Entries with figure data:
-- Start --
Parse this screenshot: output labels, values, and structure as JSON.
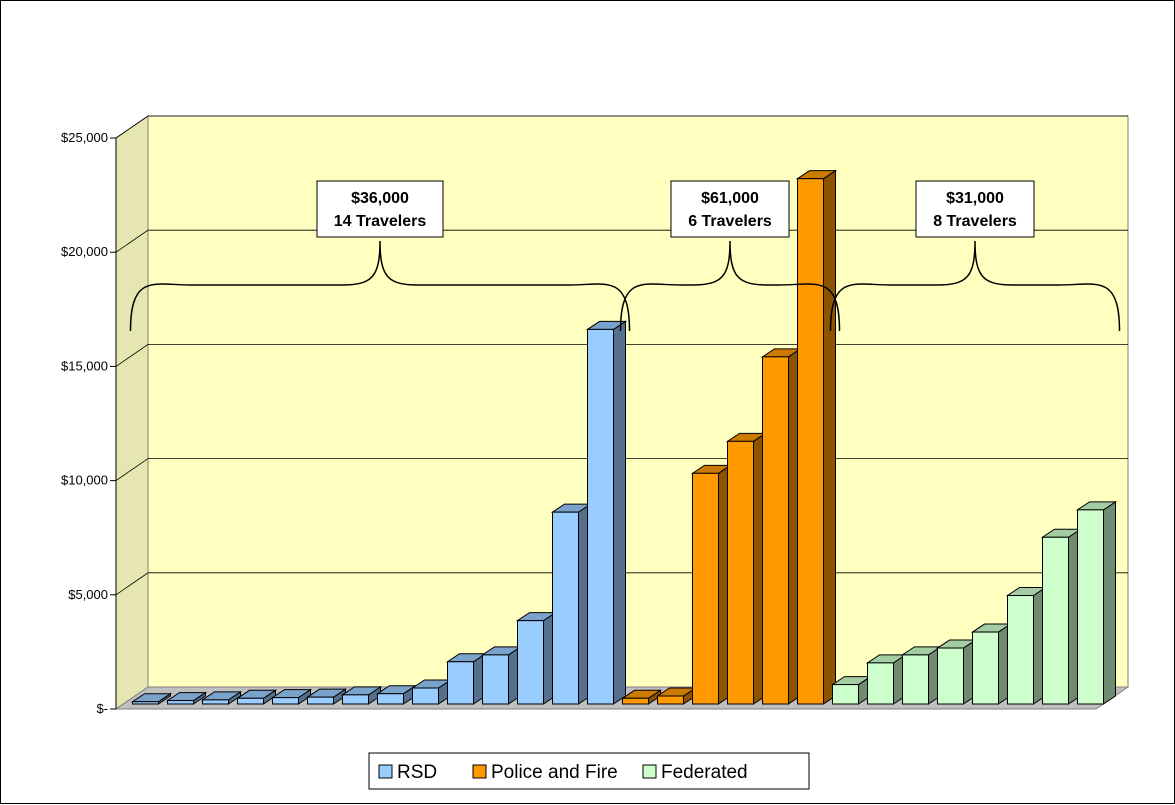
{
  "chart_data": {
    "type": "bar",
    "title": "",
    "xlabel": "",
    "ylabel": "",
    "ylim": [
      0,
      25000
    ],
    "yticks": [
      {
        "value": 0,
        "label": "$-"
      },
      {
        "value": 5000,
        "label": "$5,000"
      },
      {
        "value": 10000,
        "label": "$10,000"
      },
      {
        "value": 15000,
        "label": "$15,000"
      },
      {
        "value": 20000,
        "label": "$20,000"
      },
      {
        "value": 25000,
        "label": "$25,000"
      }
    ],
    "grid": true,
    "legend_position": "bottom",
    "series": [
      {
        "name": "RSD",
        "color": "#99ccff",
        "values": [
          100,
          150,
          180,
          250,
          280,
          300,
          400,
          450,
          700,
          1850,
          2150,
          3650,
          8400,
          16400
        ]
      },
      {
        "name": "Police and Fire",
        "color": "#ff9900",
        "values": [
          250,
          350,
          10100,
          11500,
          15200,
          23000
        ]
      },
      {
        "name": "Federated",
        "color": "#ccffcc",
        "values": [
          850,
          1800,
          2150,
          2450,
          3150,
          4750,
          7300,
          8500
        ]
      }
    ],
    "annotations": [
      {
        "series": "RSD",
        "amount": "$36,000",
        "travelers": "14 Travelers"
      },
      {
        "series": "Police and Fire",
        "amount": "$61,000",
        "travelers": "6 Travelers"
      },
      {
        "series": "Federated",
        "amount": "$31,000",
        "travelers": "8 Travelers"
      }
    ]
  }
}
-- End --
Exercise instructions: Your task is to gather every line with the word "color" and copy it.

Output:
        "color": "#99ccff",
        "color": "#ff9900",
        "color": "#ccffcc",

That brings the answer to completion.